SHORT TASK: Copy out every line of the records where the string "condition" occurs.
# START OF RECORDS FOR PROCESSING
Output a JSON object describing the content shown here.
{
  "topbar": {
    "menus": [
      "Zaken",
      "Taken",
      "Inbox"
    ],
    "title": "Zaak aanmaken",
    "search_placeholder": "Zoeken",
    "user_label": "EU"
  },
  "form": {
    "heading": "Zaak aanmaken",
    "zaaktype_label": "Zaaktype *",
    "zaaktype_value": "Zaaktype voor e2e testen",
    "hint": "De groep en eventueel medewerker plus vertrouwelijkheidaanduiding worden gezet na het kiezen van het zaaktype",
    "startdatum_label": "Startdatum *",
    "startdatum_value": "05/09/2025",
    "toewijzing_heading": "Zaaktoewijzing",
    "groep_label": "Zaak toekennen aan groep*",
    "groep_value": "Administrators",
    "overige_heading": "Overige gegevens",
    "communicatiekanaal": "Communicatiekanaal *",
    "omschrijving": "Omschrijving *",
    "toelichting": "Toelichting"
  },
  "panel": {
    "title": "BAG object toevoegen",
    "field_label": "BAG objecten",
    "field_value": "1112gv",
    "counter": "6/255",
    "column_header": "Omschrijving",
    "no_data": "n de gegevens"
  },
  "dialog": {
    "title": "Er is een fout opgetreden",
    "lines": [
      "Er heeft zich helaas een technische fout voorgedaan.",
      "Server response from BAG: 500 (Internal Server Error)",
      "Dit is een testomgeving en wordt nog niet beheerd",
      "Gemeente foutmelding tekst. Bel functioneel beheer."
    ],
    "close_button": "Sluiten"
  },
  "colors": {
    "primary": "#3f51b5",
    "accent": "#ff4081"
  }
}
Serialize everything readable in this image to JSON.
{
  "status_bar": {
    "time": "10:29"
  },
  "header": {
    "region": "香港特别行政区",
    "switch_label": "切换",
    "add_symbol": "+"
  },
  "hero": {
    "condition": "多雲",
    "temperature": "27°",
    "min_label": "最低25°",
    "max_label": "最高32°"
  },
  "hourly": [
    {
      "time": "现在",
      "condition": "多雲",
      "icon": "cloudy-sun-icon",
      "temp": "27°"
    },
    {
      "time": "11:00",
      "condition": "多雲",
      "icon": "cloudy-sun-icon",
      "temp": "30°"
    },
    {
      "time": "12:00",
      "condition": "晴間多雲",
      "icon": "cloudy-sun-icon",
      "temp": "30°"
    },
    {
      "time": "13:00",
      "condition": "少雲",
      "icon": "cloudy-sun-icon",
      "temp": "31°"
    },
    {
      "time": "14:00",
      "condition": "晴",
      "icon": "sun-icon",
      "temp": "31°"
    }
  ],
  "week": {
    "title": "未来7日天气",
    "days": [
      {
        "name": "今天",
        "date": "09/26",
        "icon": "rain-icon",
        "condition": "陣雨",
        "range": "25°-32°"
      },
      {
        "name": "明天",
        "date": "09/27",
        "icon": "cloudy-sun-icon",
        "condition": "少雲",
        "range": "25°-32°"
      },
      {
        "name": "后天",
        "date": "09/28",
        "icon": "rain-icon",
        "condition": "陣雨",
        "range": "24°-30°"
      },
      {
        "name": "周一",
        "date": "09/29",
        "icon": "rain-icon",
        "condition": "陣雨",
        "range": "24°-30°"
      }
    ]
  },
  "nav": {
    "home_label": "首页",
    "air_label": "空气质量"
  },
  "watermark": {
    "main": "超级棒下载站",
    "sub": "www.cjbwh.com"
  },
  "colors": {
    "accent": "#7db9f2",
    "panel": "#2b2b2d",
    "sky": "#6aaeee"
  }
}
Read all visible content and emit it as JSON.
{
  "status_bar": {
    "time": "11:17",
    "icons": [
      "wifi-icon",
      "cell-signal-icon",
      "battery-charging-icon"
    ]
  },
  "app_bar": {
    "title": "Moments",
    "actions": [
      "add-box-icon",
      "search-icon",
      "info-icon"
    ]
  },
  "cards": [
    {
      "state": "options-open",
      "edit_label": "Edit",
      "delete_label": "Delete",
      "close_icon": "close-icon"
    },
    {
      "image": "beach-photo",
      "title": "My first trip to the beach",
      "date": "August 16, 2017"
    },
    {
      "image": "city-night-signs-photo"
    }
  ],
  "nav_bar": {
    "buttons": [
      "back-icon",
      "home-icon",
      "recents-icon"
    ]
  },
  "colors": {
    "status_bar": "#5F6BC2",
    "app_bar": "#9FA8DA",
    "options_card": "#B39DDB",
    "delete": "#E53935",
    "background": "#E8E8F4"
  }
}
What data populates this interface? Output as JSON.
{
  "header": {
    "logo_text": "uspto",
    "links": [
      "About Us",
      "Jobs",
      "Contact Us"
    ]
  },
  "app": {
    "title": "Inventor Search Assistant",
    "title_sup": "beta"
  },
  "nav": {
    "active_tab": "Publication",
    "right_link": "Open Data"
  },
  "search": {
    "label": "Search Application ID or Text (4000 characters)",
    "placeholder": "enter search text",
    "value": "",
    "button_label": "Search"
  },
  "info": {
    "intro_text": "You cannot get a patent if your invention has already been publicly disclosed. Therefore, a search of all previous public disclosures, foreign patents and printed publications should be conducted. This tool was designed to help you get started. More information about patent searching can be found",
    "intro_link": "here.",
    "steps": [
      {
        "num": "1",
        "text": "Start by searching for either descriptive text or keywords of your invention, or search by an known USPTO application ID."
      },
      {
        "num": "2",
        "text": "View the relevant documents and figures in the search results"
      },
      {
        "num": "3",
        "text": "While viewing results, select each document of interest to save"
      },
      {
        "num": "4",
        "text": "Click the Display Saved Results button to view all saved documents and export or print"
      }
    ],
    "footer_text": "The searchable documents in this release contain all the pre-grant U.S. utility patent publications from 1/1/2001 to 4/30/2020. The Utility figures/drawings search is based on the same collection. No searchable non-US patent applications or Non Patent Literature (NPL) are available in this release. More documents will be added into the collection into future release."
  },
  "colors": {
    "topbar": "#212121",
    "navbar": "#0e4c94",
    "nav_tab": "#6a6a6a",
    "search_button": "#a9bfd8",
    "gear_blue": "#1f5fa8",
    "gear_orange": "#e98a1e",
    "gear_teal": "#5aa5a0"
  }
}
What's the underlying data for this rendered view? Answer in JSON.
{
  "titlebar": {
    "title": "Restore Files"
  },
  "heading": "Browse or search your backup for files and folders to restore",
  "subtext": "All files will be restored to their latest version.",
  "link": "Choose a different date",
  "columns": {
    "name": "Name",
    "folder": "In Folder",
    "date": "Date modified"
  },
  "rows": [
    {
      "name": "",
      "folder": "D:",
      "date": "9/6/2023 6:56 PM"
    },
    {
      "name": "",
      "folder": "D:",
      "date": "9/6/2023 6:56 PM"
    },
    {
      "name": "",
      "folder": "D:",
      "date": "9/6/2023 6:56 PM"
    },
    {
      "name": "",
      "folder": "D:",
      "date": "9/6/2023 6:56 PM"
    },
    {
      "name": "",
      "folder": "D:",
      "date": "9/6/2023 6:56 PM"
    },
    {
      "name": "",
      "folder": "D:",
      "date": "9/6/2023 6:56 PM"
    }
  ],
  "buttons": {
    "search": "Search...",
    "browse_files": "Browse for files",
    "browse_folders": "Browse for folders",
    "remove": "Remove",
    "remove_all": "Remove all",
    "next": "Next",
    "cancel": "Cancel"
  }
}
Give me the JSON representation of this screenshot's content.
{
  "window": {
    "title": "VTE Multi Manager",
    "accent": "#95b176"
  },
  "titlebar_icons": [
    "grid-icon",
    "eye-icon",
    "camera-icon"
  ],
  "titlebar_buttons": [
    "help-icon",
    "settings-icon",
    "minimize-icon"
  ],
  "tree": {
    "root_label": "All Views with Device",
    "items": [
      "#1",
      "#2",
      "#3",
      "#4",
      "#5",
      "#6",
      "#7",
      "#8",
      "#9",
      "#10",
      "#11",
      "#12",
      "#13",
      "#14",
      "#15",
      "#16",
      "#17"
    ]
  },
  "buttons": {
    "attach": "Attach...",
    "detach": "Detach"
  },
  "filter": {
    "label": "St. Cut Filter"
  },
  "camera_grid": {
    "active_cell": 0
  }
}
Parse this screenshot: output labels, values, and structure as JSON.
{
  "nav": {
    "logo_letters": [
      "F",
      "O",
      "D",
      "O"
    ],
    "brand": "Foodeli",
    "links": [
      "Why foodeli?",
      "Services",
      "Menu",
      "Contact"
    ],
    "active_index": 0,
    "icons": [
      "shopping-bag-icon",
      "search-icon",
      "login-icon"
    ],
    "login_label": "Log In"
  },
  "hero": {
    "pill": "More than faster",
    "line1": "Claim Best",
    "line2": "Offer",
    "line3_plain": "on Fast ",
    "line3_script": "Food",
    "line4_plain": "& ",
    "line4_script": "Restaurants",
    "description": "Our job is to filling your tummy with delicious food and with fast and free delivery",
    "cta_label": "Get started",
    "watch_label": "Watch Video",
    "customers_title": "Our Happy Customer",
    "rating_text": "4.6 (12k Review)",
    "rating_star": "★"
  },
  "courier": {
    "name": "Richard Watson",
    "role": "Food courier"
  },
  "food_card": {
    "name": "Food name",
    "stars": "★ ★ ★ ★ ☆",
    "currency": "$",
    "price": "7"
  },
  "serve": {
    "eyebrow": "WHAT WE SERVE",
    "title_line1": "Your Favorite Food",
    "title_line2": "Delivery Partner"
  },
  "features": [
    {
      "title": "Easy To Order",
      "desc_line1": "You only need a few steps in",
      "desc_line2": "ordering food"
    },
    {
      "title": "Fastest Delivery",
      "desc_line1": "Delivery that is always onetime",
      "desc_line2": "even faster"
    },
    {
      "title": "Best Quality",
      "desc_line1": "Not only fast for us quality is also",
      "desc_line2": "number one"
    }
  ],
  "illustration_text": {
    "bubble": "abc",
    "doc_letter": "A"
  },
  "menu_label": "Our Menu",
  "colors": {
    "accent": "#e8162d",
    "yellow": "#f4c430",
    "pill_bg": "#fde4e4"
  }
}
# END OF RECORDS FOR PROCESSING
THE COMPLETED TASK:
    "condition": "多雲",
      "condition": "多雲",
      "condition": "多雲",
      "condition": "晴間多雲",
      "condition": "少雲",
      "condition": "晴",
        "condition": "陣雨",
        "condition": "少雲",
        "condition": "陣雨",
        "condition": "陣雨",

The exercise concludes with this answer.